** begin PROVIDED DATA **

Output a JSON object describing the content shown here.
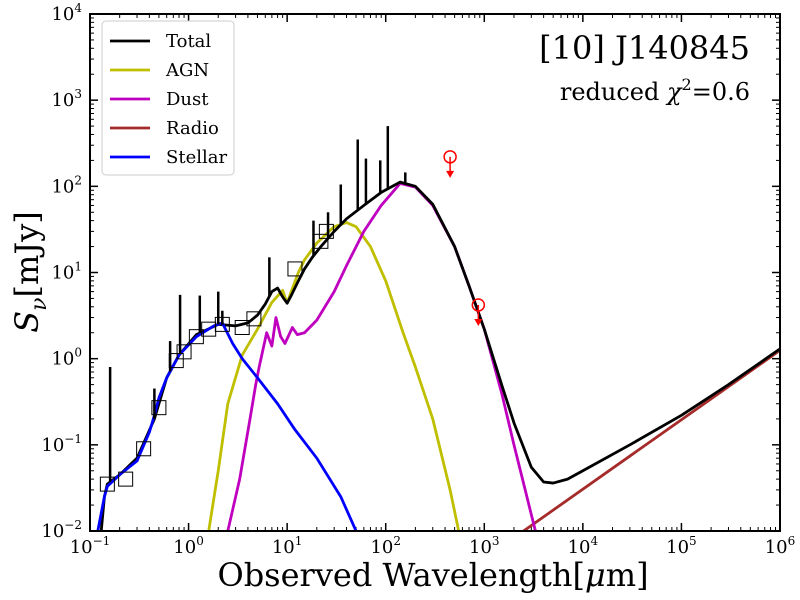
{
  "chart_data": {
    "type": "line",
    "x_scale": "log",
    "y_scale": "log",
    "xlim": [
      0.1,
      1000000
    ],
    "ylim": [
      0.01,
      10000
    ],
    "xlabel": {
      "main": "Observed Wavelength[",
      "unit": "μ",
      "tail": "m]"
    },
    "ylabel": {
      "main": "S",
      "sub": "ν",
      "tail": "[mJy]"
    },
    "x_ticks": [
      {
        "value": 0.1,
        "base": "10",
        "exp": "−1"
      },
      {
        "value": 1,
        "base": "10",
        "exp": "0"
      },
      {
        "value": 10,
        "base": "10",
        "exp": "1"
      },
      {
        "value": 100,
        "base": "10",
        "exp": "2"
      },
      {
        "value": 1000,
        "base": "10",
        "exp": "3"
      },
      {
        "value": 10000,
        "base": "10",
        "exp": "4"
      },
      {
        "value": 100000,
        "base": "10",
        "exp": "5"
      },
      {
        "value": 1000000,
        "base": "10",
        "exp": "6"
      }
    ],
    "y_ticks": [
      {
        "value": 0.01,
        "base": "10",
        "exp": "−2"
      },
      {
        "value": 0.1,
        "base": "10",
        "exp": "−1"
      },
      {
        "value": 1,
        "base": "10",
        "exp": "0"
      },
      {
        "value": 10,
        "base": "10",
        "exp": "1"
      },
      {
        "value": 100,
        "base": "10",
        "exp": "2"
      },
      {
        "value": 1000,
        "base": "10",
        "exp": "3"
      },
      {
        "value": 10000,
        "base": "10",
        "exp": "4"
      }
    ],
    "annotation_title": "[10] J140845",
    "annotation_chi": {
      "prefix": "reduced ",
      "symbol": "χ",
      "exp": "2",
      "suffix": "=0.6"
    },
    "legend": {
      "placement": "top-left",
      "entries": [
        {
          "label": "Total",
          "color": "#000000"
        },
        {
          "label": "AGN",
          "color": "#bfbf00"
        },
        {
          "label": "Dust",
          "color": "#bf00bf"
        },
        {
          "label": "Radio",
          "color": "#a52a2a"
        },
        {
          "label": "Stellar",
          "color": "#0000ff"
        }
      ]
    },
    "series": [
      {
        "name": "Total",
        "color": "#000000",
        "points": [
          [
            0.13,
            0.01
          ],
          [
            0.14,
            0.025
          ],
          [
            0.15,
            0.035
          ],
          [
            0.2,
            0.045
          ],
          [
            0.3,
            0.07
          ],
          [
            0.45,
            0.2
          ],
          [
            0.6,
            0.6
          ],
          [
            0.8,
            1.1
          ],
          [
            1.2,
            1.9
          ],
          [
            2,
            2.5
          ],
          [
            3,
            2.4
          ],
          [
            4,
            2.6
          ],
          [
            5,
            3.2
          ],
          [
            6,
            4.3
          ],
          [
            7,
            6.0
          ],
          [
            8,
            6.6
          ],
          [
            9,
            5.2
          ],
          [
            10,
            4.4
          ],
          [
            11,
            5.4
          ],
          [
            13,
            8.0
          ],
          [
            15,
            11
          ],
          [
            18,
            15
          ],
          [
            22,
            20
          ],
          [
            30,
            30
          ],
          [
            40,
            42
          ],
          [
            60,
            60
          ],
          [
            90,
            85
          ],
          [
            140,
            112
          ],
          [
            200,
            100
          ],
          [
            300,
            62
          ],
          [
            500,
            20
          ],
          [
            700,
            7
          ],
          [
            1000,
            2.2
          ],
          [
            1500,
            0.5
          ],
          [
            2000,
            0.18
          ],
          [
            3000,
            0.055
          ],
          [
            4000,
            0.037
          ],
          [
            5000,
            0.036
          ],
          [
            7000,
            0.04
          ],
          [
            10000,
            0.05
          ],
          [
            30000,
            0.1
          ],
          [
            100000,
            0.22
          ],
          [
            300000,
            0.5
          ],
          [
            1000000,
            1.3
          ]
        ]
      },
      {
        "name": "AGN",
        "color": "#bfbf00",
        "points": [
          [
            1.6,
            0.01
          ],
          [
            2,
            0.05
          ],
          [
            2.5,
            0.3
          ],
          [
            3.5,
            1.1
          ],
          [
            5,
            2.2
          ],
          [
            7,
            4.5
          ],
          [
            9,
            6.2
          ],
          [
            10,
            4.4
          ],
          [
            11,
            6
          ],
          [
            13,
            10
          ],
          [
            15,
            14
          ],
          [
            20,
            22
          ],
          [
            30,
            34
          ],
          [
            40,
            38
          ],
          [
            50,
            34
          ],
          [
            70,
            20
          ],
          [
            100,
            8
          ],
          [
            150,
            2
          ],
          [
            200,
            0.8
          ],
          [
            300,
            0.2
          ],
          [
            450,
            0.03
          ],
          [
            550,
            0.01
          ]
        ]
      },
      {
        "name": "Dust",
        "color": "#bf00bf",
        "points": [
          [
            2.5,
            0.01
          ],
          [
            3.3,
            0.04
          ],
          [
            4.2,
            0.2
          ],
          [
            4.8,
            0.5
          ],
          [
            5.2,
            0.8
          ],
          [
            6.2,
            2.0
          ],
          [
            7,
            1.4
          ],
          [
            7.7,
            3.0
          ],
          [
            8.6,
            1.8
          ],
          [
            9.5,
            1.5
          ],
          [
            11.3,
            2.3
          ],
          [
            12.7,
            1.9
          ],
          [
            15,
            2.0
          ],
          [
            20,
            2.8
          ],
          [
            30,
            6
          ],
          [
            40,
            12
          ],
          [
            60,
            30
          ],
          [
            90,
            60
          ],
          [
            140,
            108
          ],
          [
            200,
            98
          ],
          [
            300,
            60
          ],
          [
            500,
            20
          ],
          [
            700,
            7
          ],
          [
            1000,
            2.2
          ],
          [
            1500,
            0.4
          ],
          [
            2000,
            0.1
          ],
          [
            2600,
            0.03
          ],
          [
            3300,
            0.01
          ]
        ]
      },
      {
        "name": "Radio",
        "color": "#a52a2a",
        "points": [
          [
            2500,
            0.01
          ],
          [
            1000000,
            1.25
          ]
        ]
      },
      {
        "name": "Stellar",
        "color": "#0000ff",
        "points": [
          [
            0.12,
            0.01
          ],
          [
            0.14,
            0.025
          ],
          [
            0.15,
            0.033
          ],
          [
            0.2,
            0.045
          ],
          [
            0.3,
            0.065
          ],
          [
            0.4,
            0.14
          ],
          [
            0.45,
            0.22
          ],
          [
            0.5,
            0.35
          ],
          [
            0.6,
            0.6
          ],
          [
            0.8,
            1.1
          ],
          [
            1.2,
            1.8
          ],
          [
            1.8,
            2.4
          ],
          [
            2.2,
            2.6
          ],
          [
            2.8,
            1.5
          ],
          [
            3.5,
            1.0
          ],
          [
            5,
            0.6
          ],
          [
            8,
            0.3
          ],
          [
            12,
            0.15
          ],
          [
            20,
            0.07
          ],
          [
            35,
            0.025
          ],
          [
            50,
            0.01
          ]
        ]
      }
    ],
    "spikes": [
      {
        "x": 0.16,
        "y_top": 0.8
      },
      {
        "x": 0.45,
        "y_top": 0.45
      },
      {
        "x": 0.65,
        "y_top": 1.6
      },
      {
        "x": 0.82,
        "y_top": 5.5
      },
      {
        "x": 1.3,
        "y_top": 5.4
      },
      {
        "x": 2.0,
        "y_top": 6.0
      },
      {
        "x": 2.2,
        "y_top": 3.6
      },
      {
        "x": 6.6,
        "y_top": 15
      },
      {
        "x": 18.5,
        "y_top": 40
      },
      {
        "x": 26,
        "y_top": 50
      },
      {
        "x": 35,
        "y_top": 105
      },
      {
        "x": 52,
        "y_top": 350
      },
      {
        "x": 63,
        "y_top": 210
      },
      {
        "x": 88,
        "y_top": 200
      },
      {
        "x": 105,
        "y_top": 500
      },
      {
        "x": 158,
        "y_top": 145
      }
    ],
    "photometry": [
      {
        "x": 0.15,
        "y": 0.035
      },
      {
        "x": 0.23,
        "y": 0.04
      },
      {
        "x": 0.35,
        "y": 0.09
      },
      {
        "x": 0.5,
        "y": 0.27
      },
      {
        "x": 0.75,
        "y": 0.95
      },
      {
        "x": 0.9,
        "y": 1.2
      },
      {
        "x": 1.2,
        "y": 1.8
      },
      {
        "x": 1.6,
        "y": 2.2
      },
      {
        "x": 2.2,
        "y": 2.5
      },
      {
        "x": 3.5,
        "y": 2.3
      },
      {
        "x": 4.6,
        "y": 2.9
      },
      {
        "x": 12,
        "y": 11
      },
      {
        "x": 22,
        "y": 23
      },
      {
        "x": 25,
        "y": 30
      }
    ],
    "upper_limits": [
      {
        "x": 450,
        "y": 220
      },
      {
        "x": 870,
        "y": 4.2
      }
    ]
  }
}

** end PROVIDED DATA **

DIRECTIVE ▸ Gather every line containing the word "name" and copy it.

RESULT BELOW ▸
        "name": "Total",
        "name": "AGN",
        "name": "Dust",
        "name": "Radio",
        "name": "Stellar",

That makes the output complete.